[Recorded data]

[start]

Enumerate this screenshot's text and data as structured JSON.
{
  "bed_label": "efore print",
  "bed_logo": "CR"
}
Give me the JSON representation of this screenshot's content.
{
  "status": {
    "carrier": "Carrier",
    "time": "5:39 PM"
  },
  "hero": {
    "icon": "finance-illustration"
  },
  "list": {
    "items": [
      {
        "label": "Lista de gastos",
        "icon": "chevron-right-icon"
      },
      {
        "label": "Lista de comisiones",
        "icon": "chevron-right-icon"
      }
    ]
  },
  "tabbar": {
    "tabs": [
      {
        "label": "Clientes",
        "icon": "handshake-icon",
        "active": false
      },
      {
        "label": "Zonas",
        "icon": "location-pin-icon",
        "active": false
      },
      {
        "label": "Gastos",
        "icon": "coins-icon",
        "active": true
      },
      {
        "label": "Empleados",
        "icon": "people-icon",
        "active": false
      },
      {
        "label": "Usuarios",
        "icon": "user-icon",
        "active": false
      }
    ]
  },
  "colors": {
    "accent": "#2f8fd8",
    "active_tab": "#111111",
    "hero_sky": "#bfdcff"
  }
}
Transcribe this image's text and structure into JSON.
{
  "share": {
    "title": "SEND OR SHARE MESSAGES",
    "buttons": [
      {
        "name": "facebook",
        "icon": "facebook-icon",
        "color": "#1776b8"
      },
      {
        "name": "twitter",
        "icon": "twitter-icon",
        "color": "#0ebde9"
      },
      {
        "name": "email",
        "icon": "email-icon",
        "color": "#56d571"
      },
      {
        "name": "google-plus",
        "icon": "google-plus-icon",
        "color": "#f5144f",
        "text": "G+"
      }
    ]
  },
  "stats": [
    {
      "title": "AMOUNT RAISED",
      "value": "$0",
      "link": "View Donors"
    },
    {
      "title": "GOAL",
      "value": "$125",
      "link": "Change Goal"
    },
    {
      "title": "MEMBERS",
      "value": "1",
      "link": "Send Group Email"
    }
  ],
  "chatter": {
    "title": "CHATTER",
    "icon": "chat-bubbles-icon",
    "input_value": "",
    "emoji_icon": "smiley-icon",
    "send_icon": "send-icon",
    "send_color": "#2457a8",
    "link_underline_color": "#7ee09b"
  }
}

[end]

**Problem to work on**
Using the material above, gather every line that includes "this".

**Reply**
Enumerate this screenshot's text and data as structured JSON.
Give me the JSON representation of this screenshot's content.
Transcribe this image's text and structure into JSON.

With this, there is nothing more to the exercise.